[Items listed in a dataset]
^^^^

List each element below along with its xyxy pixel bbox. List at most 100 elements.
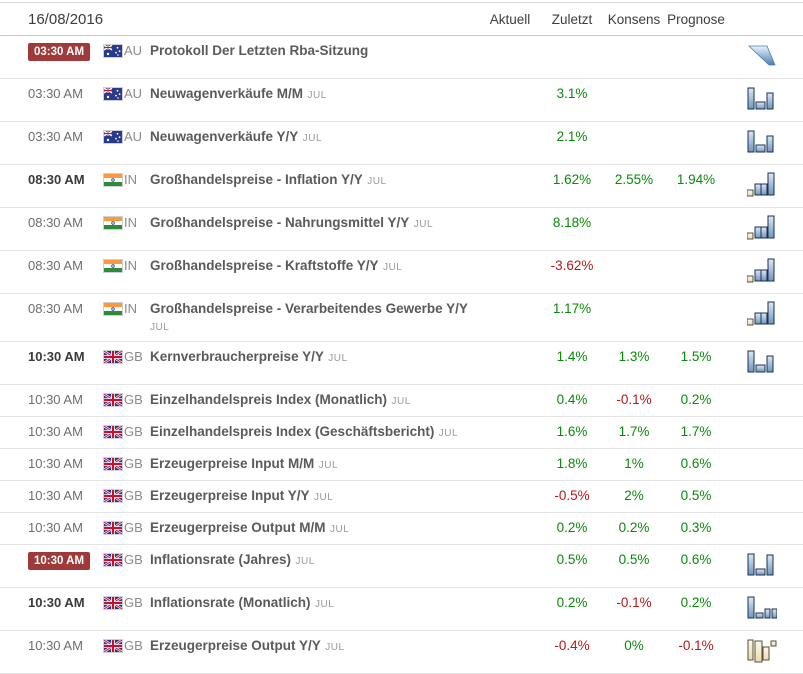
event-name: Inflationsrate (Monatlich) — [150, 595, 311, 610]
event-name-cell[interactable]: Einzelhandelspreis Index (Geschäftsberic… — [150, 423, 479, 442]
value-konsens: 0% — [624, 638, 644, 653]
event-name-cell[interactable]: Erzeugerpreise Output Y/Y JUL — [150, 637, 479, 656]
bars-step-up-icon[interactable] — [747, 301, 777, 330]
event-month: JUL — [307, 90, 327, 101]
time-badge: 03:30 AM — [28, 43, 91, 61]
chart-icon-cell — [727, 42, 777, 73]
event-time-cell: 03:30 AM — [28, 128, 104, 146]
value-konsens: 0.2% — [618, 520, 650, 535]
event-name-cell[interactable]: Inflationsrate (Jahres) JUL — [150, 551, 479, 570]
event-name-cell[interactable]: Einzelhandelspreis Index (Monatlich) JUL — [150, 391, 479, 410]
calendar-row[interactable]: 08:30 AM IN Großhandelspreise - Inflation … — [0, 165, 803, 208]
value-zuletzt: 0.5% — [556, 552, 588, 567]
calendar-row[interactable]: 10:30 AM GB Inflationsrate (Jahres) JUL 0.5… — [0, 545, 803, 588]
event-name-cell[interactable]: Erzeugerpreise Input M/M JUL — [150, 455, 479, 474]
flag-in-icon — [104, 217, 122, 229]
calendar-row[interactable]: 10:30 AM GB Erzeugerpreise Output M/M JUL 0… — [0, 513, 803, 545]
calendar-row[interactable]: 03:30 AM AU Neuwagenverkäufe M/M JUL 3.1% — [0, 79, 803, 122]
value-prognose: 0.5% — [680, 488, 712, 503]
event-name-cell[interactable]: Neuwagenverkäufe Y/Y JUL — [150, 128, 479, 147]
bars-step-up-icon[interactable] — [747, 215, 777, 244]
event-time: 08:30 AM — [28, 215, 83, 230]
country-code: GB — [124, 424, 143, 439]
flag-cell — [103, 637, 124, 657]
value-zuletzt: 0.4% — [556, 392, 588, 407]
event-name-cell[interactable]: Kernverbraucherpreise Y/Y JUL — [150, 348, 479, 367]
flag-cell — [103, 348, 124, 368]
calendar-row[interactable]: 10:30 AM GB Kernverbraucherpreise Y/Y JUL 1… — [0, 342, 803, 385]
country-code: GB — [124, 520, 143, 535]
flag-cell — [103, 128, 124, 148]
report-icon[interactable] — [747, 45, 777, 72]
event-time-cell: 10:30 AM — [28, 487, 104, 505]
flag-cell — [104, 171, 124, 191]
event-name-cell[interactable]: Neuwagenverkäufe M/M JUL — [150, 85, 479, 104]
event-name-cell[interactable]: Großhandelspreise - Kraftstoffe Y/Y JUL — [150, 257, 479, 276]
country-code: GB — [124, 488, 143, 503]
calendar-row[interactable]: 08:30 AM IN Großhandelspreise - Kraftstoff… — [0, 251, 803, 294]
value-prognose: 0.2% — [680, 595, 712, 610]
country-code: GB — [124, 349, 143, 364]
event-name-cell[interactable]: Protokoll Der Letzten Rba-Sitzung — [150, 42, 479, 59]
event-name-cell[interactable]: Großhandelspreise - Verarbeitendes Gewer… — [150, 300, 479, 336]
event-name-cell[interactable]: Inflationsrate (Monatlich) JUL — [150, 594, 479, 613]
value-prognose: 0.2% — [680, 392, 712, 407]
bars-outline-down-icon[interactable] — [747, 639, 777, 667]
chart-icon-cell — [727, 551, 777, 582]
event-time: 10:30 AM — [28, 595, 85, 610]
value-konsens: -0.1% — [616, 595, 652, 610]
chart-icon-cell — [727, 257, 777, 288]
event-time-cell: 10:30 AM — [28, 423, 104, 441]
event-name: Großhandelspreise - Nahrungsmittel Y/Y — [150, 215, 410, 230]
flag-gb-icon — [103, 639, 123, 653]
country-code: GB — [124, 638, 143, 653]
bars-tall-low-med-icon[interactable] — [747, 87, 777, 115]
calendar-row[interactable]: 10:30 AM GB Erzeugerpreise Input M/M JUL 1.… — [0, 449, 803, 481]
value-konsens: 0.5% — [618, 552, 650, 567]
value-zuletzt: 8.18% — [552, 215, 592, 230]
bars-tall-low-small-icon[interactable] — [747, 596, 777, 624]
flag-gb-icon — [103, 553, 123, 567]
value-prognose: 1.7% — [680, 424, 712, 439]
event-time-cell: 03:30 AM — [28, 85, 104, 103]
flag-gb-icon — [103, 457, 123, 471]
flag-au-icon — [103, 130, 122, 143]
event-name-cell[interactable]: Großhandelspreise - Inflation Y/Y JUL — [150, 171, 479, 190]
event-month: JUL — [302, 133, 323, 144]
calendar-row[interactable]: 10:30 AM GB Erzeugerpreise Input Y/Y JUL -0… — [0, 481, 803, 513]
country-code: AU — [124, 43, 143, 58]
bars-tall-low-med-icon[interactable] — [747, 130, 777, 158]
calendar-row[interactable]: 10:30 AM GB Einzelhandelspreis Index (Mona… — [0, 385, 803, 417]
calendar-row[interactable]: 03:30 AM AU Protokoll Der Letzten Rba-Sitz… — [0, 36, 803, 79]
bars-tall-low-tall-icon[interactable] — [747, 553, 777, 581]
country-code: AU — [124, 86, 143, 101]
event-name: Neuwagenverkäufe Y/Y — [150, 129, 299, 144]
bars-tall-low-med-icon[interactable] — [747, 350, 777, 378]
value-zuletzt: 2.1% — [556, 129, 588, 144]
value-zuletzt: 1.6% — [556, 424, 588, 439]
event-name: Erzeugerpreise Output M/M — [150, 520, 326, 535]
chart-icon-cell — [727, 594, 777, 625]
bars-step-up-icon[interactable] — [747, 172, 777, 201]
bars-step-up-icon[interactable] — [747, 258, 777, 287]
event-name-cell[interactable]: Erzeugerpreise Output M/M JUL — [150, 519, 479, 538]
event-month: JUL — [314, 492, 334, 503]
event-time: 10:30 AM — [28, 349, 85, 364]
event-time-cell: 10:30 AM — [28, 594, 104, 612]
value-zuletzt: 1.17% — [552, 301, 592, 316]
calendar-row[interactable]: 08:30 AM IN Großhandelspreise - Verarbeite… — [0, 294, 803, 342]
value-konsens: 2.55% — [614, 172, 654, 187]
calendar-row[interactable]: 08:30 AM IN Großhandelspreise - Nahrungsmi… — [0, 208, 803, 251]
event-name-cell[interactable]: Erzeugerpreise Input Y/Y JUL — [150, 487, 479, 506]
event-time-cell: 10:30 AM — [28, 551, 104, 570]
calendar-rows: 03:30 AM AU Protokoll Der Letzten Rba-Sitz… — [0, 36, 803, 674]
calendar-row[interactable]: 10:30 AM GB Inflationsrate (Monatlich) JUL… — [0, 588, 803, 631]
event-month: JUL — [295, 556, 315, 567]
value-prognose: 1.94% — [676, 172, 716, 187]
event-month: JUL — [391, 396, 411, 407]
event-name-cell[interactable]: Großhandelspreise - Nahrungsmittel Y/Y J… — [150, 214, 479, 233]
chart-icon-cell — [727, 128, 777, 159]
calendar-row[interactable]: 03:30 AM AU Neuwagenverkäufe Y/Y JUL 2.1% — [0, 122, 803, 165]
calendar-row[interactable]: 10:30 AM GB Einzelhandelspreis Index (Gesc… — [0, 417, 803, 449]
calendar-row[interactable]: 10:30 AM GB Erzeugerpreise Output Y/Y JUL -… — [0, 631, 803, 674]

^^^^

• _Exercise instructions_: Please rewrite the listing with "event-name-cell" replaced by "event-title-cell" throughout and everything else left unchanged. Leave the pictures out.

• _Problem solution_:
List each element below along with its xyxy pixel bbox. List at most 100 elements.
event-name: Inflationsrate (Monatlich) — [150, 595, 311, 610]
event-title-cell[interactable]: Einzelhandelspreis Index (Geschäftsberic… — [150, 423, 479, 442]
value-konsens: 0% — [624, 638, 644, 653]
event-title-cell[interactable]: Erzeugerpreise Output Y/Y JUL — [150, 637, 479, 656]
bars-step-up-icon[interactable] — [747, 301, 777, 330]
event-month: JUL — [307, 90, 327, 101]
time-badge: 03:30 AM — [28, 43, 91, 61]
chart-icon-cell — [727, 42, 777, 73]
event-time-cell: 03:30 AM — [28, 128, 104, 146]
value-konsens: 0.2% — [618, 520, 650, 535]
event-title-cell[interactable]: Inflationsrate (Jahres) JUL — [150, 551, 479, 570]
event-title-cell[interactable]: Einzelhandelspreis Index (Monatlich) JUL — [150, 391, 479, 410]
calendar-row[interactable]: 08:30 AM IN Großhandelspreise - Inflation … — [0, 165, 803, 208]
value-zuletzt: 0.5% — [556, 552, 588, 567]
calendar-row[interactable]: 10:30 AM GB Inflationsrate (Jahres) JUL 0.5… — [0, 545, 803, 588]
event-title-cell[interactable]: Erzeugerpreise Input M/M JUL — [150, 455, 479, 474]
flag-in-icon — [104, 217, 122, 229]
calendar-row[interactable]: 10:30 AM GB Erzeugerpreise Output M/M JUL 0… — [0, 513, 803, 545]
calendar-row[interactable]: 03:30 AM AU Neuwagenverkäufe M/M JUL 3.1% — [0, 79, 803, 122]
value-prognose: 0.5% — [680, 488, 712, 503]
event-title-cell[interactable]: Neuwagenverkäufe Y/Y JUL — [150, 128, 479, 147]
bars-step-up-icon[interactable] — [747, 215, 777, 244]
event-time: 08:30 AM — [28, 215, 83, 230]
country-code: GB — [124, 424, 143, 439]
flag-cell — [103, 637, 124, 657]
value-zuletzt: 0.4% — [556, 392, 588, 407]
event-title-cell[interactable]: Kernverbraucherpreise Y/Y JUL — [150, 348, 479, 367]
flag-cell — [103, 348, 124, 368]
calendar-row[interactable]: 10:30 AM GB Kernverbraucherpreise Y/Y JUL 1… — [0, 342, 803, 385]
country-code: GB — [124, 520, 143, 535]
flag-cell — [103, 128, 124, 148]
report-icon[interactable] — [747, 45, 777, 72]
event-time-cell: 10:30 AM — [28, 487, 104, 505]
flag-cell — [104, 171, 124, 191]
event-title-cell[interactable]: Neuwagenverkäufe M/M JUL — [150, 85, 479, 104]
event-title-cell[interactable]: Großhandelspreise - Kraftstoffe Y/Y JUL — [150, 257, 479, 276]
country-code: GB — [124, 488, 143, 503]
calendar-row[interactable]: 08:30 AM IN Großhandelspreise - Kraftstoff… — [0, 251, 803, 294]
value-prognose: 0.2% — [680, 595, 712, 610]
country-code: GB — [124, 349, 143, 364]
event-title-cell[interactable]: Protokoll Der Letzten Rba-Sitzung — [150, 42, 479, 59]
event-title-cell[interactable]: Großhandelspreise - Verarbeitendes Gewer… — [150, 300, 479, 336]
event-title-cell[interactable]: Inflationsrate (Monatlich) JUL — [150, 594, 479, 613]
value-prognose: 0.2% — [680, 392, 712, 407]
bars-outline-down-icon[interactable] — [747, 639, 777, 667]
chart-icon-cell — [727, 551, 777, 582]
event-time: 10:30 AM — [28, 595, 85, 610]
value-konsens: -0.1% — [616, 595, 652, 610]
chart-icon-cell — [727, 257, 777, 288]
event-time-cell: 10:30 AM — [28, 423, 104, 441]
event-name: Großhandelspreise - Nahrungsmittel Y/Y — [150, 215, 410, 230]
flag-gb-icon — [103, 639, 123, 653]
country-code: GB — [124, 638, 143, 653]
bars-tall-low-med-icon[interactable] — [747, 87, 777, 115]
calendar-row[interactable]: 10:30 AM GB Erzeugerpreise Input M/M JUL 1.… — [0, 449, 803, 481]
value-konsens: 0.5% — [618, 552, 650, 567]
value-zuletzt: 8.18% — [552, 215, 592, 230]
bars-tall-low-small-icon[interactable] — [747, 596, 777, 624]
flag-gb-icon — [103, 553, 123, 567]
value-prognose: 1.7% — [680, 424, 712, 439]
event-time-cell: 03:30 AM — [28, 85, 104, 103]
flag-gb-icon — [103, 457, 123, 471]
flag-au-icon — [103, 130, 122, 143]
event-title-cell[interactable]: Großhandelspreise - Inflation Y/Y JUL — [150, 171, 479, 190]
event-month: JUL — [302, 133, 323, 144]
calendar-row[interactable]: 10:30 AM GB Erzeugerpreise Input Y/Y JUL -0… — [0, 481, 803, 513]
country-code: AU — [124, 43, 143, 58]
bars-tall-low-med-icon[interactable] — [747, 130, 777, 158]
calendar-row[interactable]: 10:30 AM GB Einzelhandelspreis Index (Mona… — [0, 385, 803, 417]
calendar-row[interactable]: 03:30 AM AU Protokoll Der Letzten Rba-Sitz… — [0, 36, 803, 79]
bars-tall-low-tall-icon[interactable] — [747, 553, 777, 581]
country-code: AU — [124, 86, 143, 101]
event-name: Neuwagenverkäufe Y/Y — [150, 129, 299, 144]
bars-tall-low-med-icon[interactable] — [747, 350, 777, 378]
value-zuletzt: 2.1% — [556, 129, 588, 144]
value-zuletzt: 1.6% — [556, 424, 588, 439]
event-name: Erzeugerpreise Output M/M — [150, 520, 326, 535]
chart-icon-cell — [727, 594, 777, 625]
bars-step-up-icon[interactable] — [747, 172, 777, 201]
bars-step-up-icon[interactable] — [747, 258, 777, 287]
event-title-cell[interactable]: Erzeugerpreise Output M/M JUL — [150, 519, 479, 538]
event-month: JUL — [314, 492, 334, 503]
event-time: 10:30 AM — [28, 349, 85, 364]
event-time-cell: 10:30 AM — [28, 594, 104, 612]
value-zuletzt: 1.17% — [552, 301, 592, 316]
calendar-row[interactable]: 08:30 AM IN Großhandelspreise - Verarbeite… — [0, 294, 803, 342]
value-konsens: 2.55% — [614, 172, 654, 187]
calendar-row[interactable]: 08:30 AM IN Großhandelspreise - Nahrungsmi… — [0, 208, 803, 251]
event-title-cell[interactable]: Erzeugerpreise Input Y/Y JUL — [150, 487, 479, 506]
event-time-cell: 10:30 AM — [28, 551, 104, 570]
calendar-rows: 03:30 AM AU Protokoll Der Letzten Rba-Sitz… — [0, 36, 803, 674]
calendar-row[interactable]: 10:30 AM GB Inflationsrate (Monatlich) JUL… — [0, 588, 803, 631]
event-month: JUL — [295, 556, 315, 567]
value-prognose: 1.94% — [676, 172, 716, 187]
event-month: JUL — [391, 396, 411, 407]
event-title-cell[interactable]: Großhandelspreise - Nahrungsmittel Y/Y J… — [150, 214, 479, 233]
chart-icon-cell — [727, 128, 777, 159]
calendar-row[interactable]: 03:30 AM AU Neuwagenverkäufe Y/Y JUL 2.1% — [0, 122, 803, 165]
calendar-row[interactable]: 10:30 AM GB Einzelhandelspreis Index (Gesc… — [0, 417, 803, 449]
calendar-row[interactable]: 10:30 AM GB Erzeugerpreise Output Y/Y JUL -… — [0, 631, 803, 674]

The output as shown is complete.